*TASK*:
Copy out the data from the line containing "localize each UI" through the line containing "230, 794, 709)", with both of those lines included, and omit the pictures.

**** DATASET EXTRACT ****

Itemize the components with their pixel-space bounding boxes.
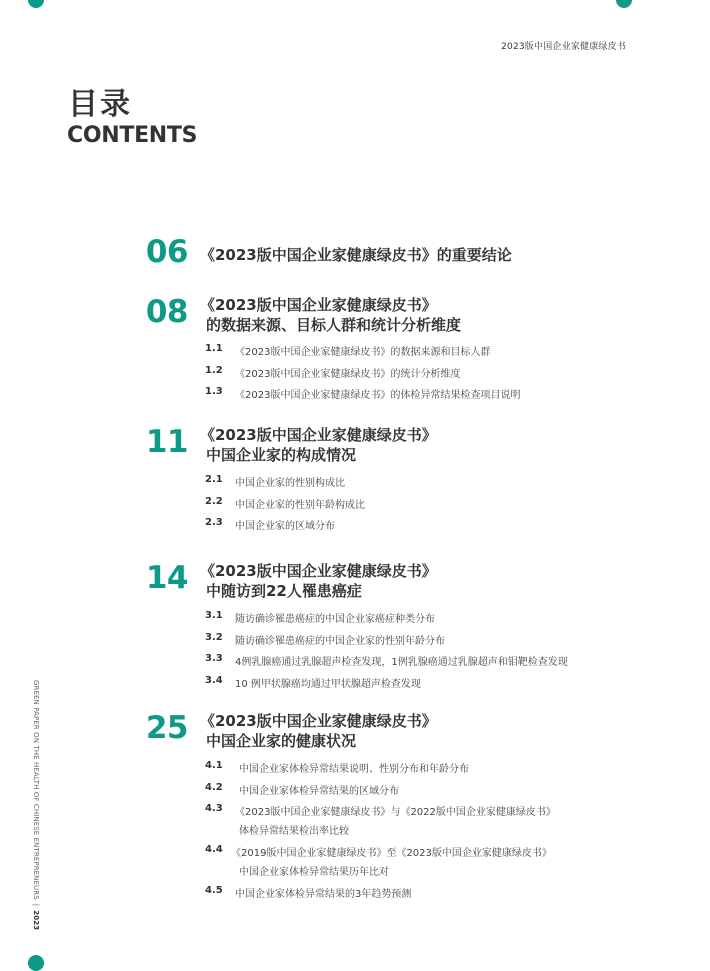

****
**** DATASET EXTRACT ****

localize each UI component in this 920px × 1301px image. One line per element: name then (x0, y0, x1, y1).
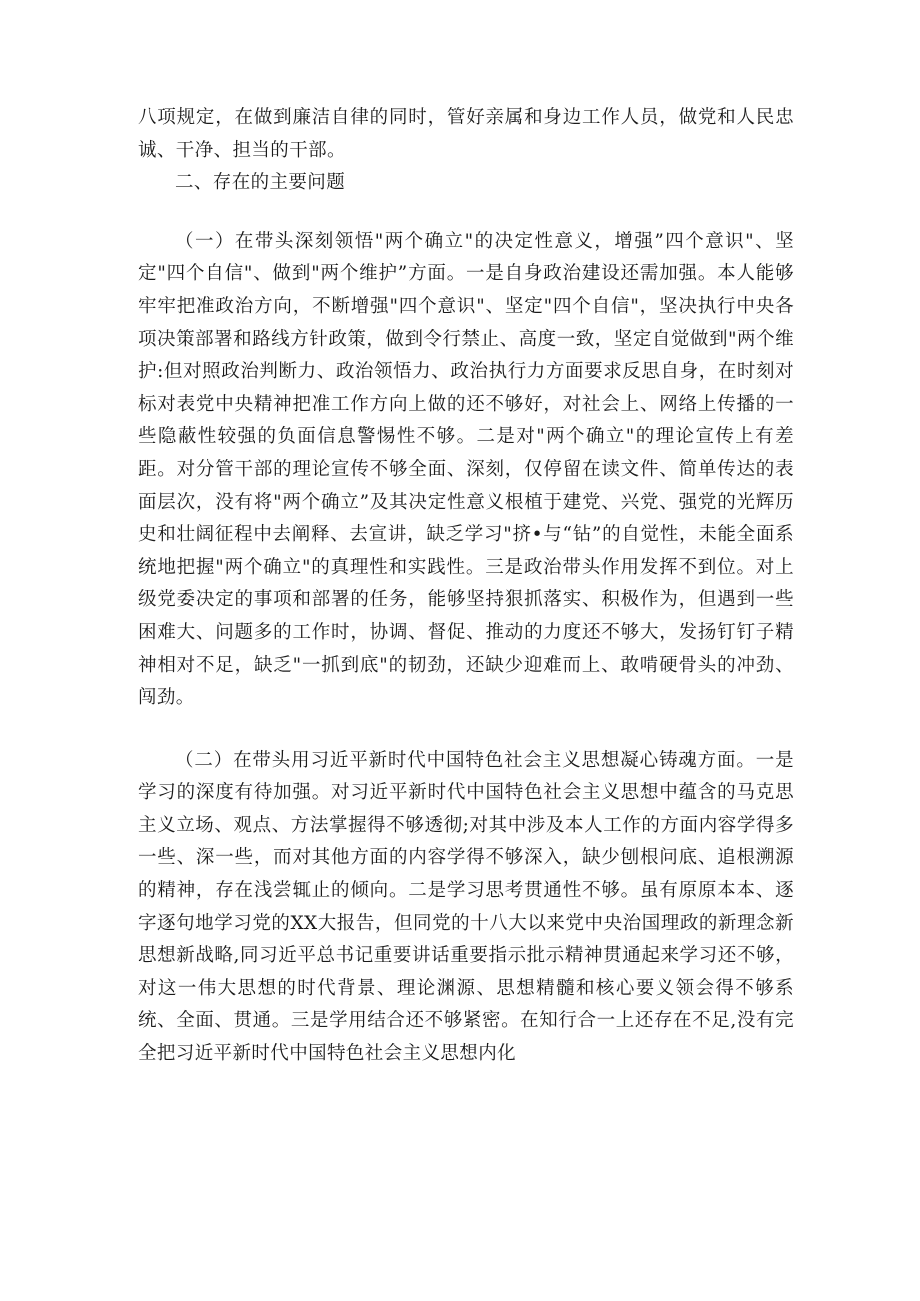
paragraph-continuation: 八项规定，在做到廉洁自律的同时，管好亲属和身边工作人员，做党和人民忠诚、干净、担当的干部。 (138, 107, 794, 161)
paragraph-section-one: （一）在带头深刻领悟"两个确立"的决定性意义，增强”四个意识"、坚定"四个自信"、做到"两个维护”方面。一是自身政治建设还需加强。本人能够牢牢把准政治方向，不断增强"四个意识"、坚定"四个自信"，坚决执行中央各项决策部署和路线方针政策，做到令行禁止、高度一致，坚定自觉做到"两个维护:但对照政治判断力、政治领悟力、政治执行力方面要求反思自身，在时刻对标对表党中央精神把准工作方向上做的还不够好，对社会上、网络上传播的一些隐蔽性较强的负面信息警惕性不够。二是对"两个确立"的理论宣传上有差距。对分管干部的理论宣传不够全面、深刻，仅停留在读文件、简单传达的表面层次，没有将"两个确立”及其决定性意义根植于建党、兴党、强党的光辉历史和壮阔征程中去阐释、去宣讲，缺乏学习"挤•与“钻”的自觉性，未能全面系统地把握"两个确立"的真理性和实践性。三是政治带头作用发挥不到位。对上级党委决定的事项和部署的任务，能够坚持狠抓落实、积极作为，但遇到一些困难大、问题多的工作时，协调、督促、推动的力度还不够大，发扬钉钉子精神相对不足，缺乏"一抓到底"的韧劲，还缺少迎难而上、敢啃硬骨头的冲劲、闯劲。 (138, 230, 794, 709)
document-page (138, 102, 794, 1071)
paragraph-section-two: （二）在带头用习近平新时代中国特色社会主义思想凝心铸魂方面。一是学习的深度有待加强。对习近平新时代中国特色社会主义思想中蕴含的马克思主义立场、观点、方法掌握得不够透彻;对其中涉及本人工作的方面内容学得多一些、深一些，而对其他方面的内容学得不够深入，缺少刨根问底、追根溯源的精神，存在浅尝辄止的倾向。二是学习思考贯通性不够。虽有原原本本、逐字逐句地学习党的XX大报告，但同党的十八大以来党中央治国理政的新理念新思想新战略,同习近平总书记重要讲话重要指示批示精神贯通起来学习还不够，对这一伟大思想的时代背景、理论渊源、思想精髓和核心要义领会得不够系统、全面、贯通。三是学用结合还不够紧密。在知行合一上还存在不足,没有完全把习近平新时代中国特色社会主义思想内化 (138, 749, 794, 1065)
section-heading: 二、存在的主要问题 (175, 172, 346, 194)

****

*SOLUTION TO THE EXERCISE*:
localize each UI component in this 920px × 1301px image. One line per element: name then (x0, y0, x1, y1).
paragraph-continuation: 八项规定，在做到廉洁自律的同时，管好亲属和身边工作人员，做党和人民忠诚、干净、担当的干部。 (138, 107, 794, 161)
paragraph-section-one: （一）在带头深刻领悟"两个确立"的决定性意义，增强”四个意识"、坚定"四个自信"、做到"两个维护”方面。一是自身政治建设还需加强。本人能够牢牢把准政治方向，不断增强"四个意识"、坚定"四个自信"，坚决执行中央各项决策部署和路线方针政策，做到令行禁止、高度一致，坚定自觉做到"两个维护:但对照政治判断力、政治领悟力、政治执行力方面要求反思自身，在时刻对标对表党中央精神把准工作方向上做的还不够好，对社会上、网络上传播的一些隐蔽性较强的负面信息警惕性不够。二是对"两个确立"的理论宣传上有差距。对分管干部的理论宣传不够全面、深刻，仅停留在读文件、简单传达的表面层次，没有将"两个确立”及其决定性意义根植于建党、兴党、强党的光辉历史和壮阔征程中去阐释、去宣讲，缺乏学习"挤•与“钻”的自觉性，未能全面系统地把握"两个确立"的真理性和实践性。三是政治带头作用发挥不到位。对上级党委决定的事项和部署的任务，能够坚持狠抓落实、积极作为，但遇到一些困难大、问题多的工作时，协调、督促、推动的力度还不够大，发扬钉钉子精神相对不足，缺乏"一抓到底"的韧劲，还缺少迎难而上、敢啃硬骨头的冲劲、闯劲。 (138, 230, 794, 709)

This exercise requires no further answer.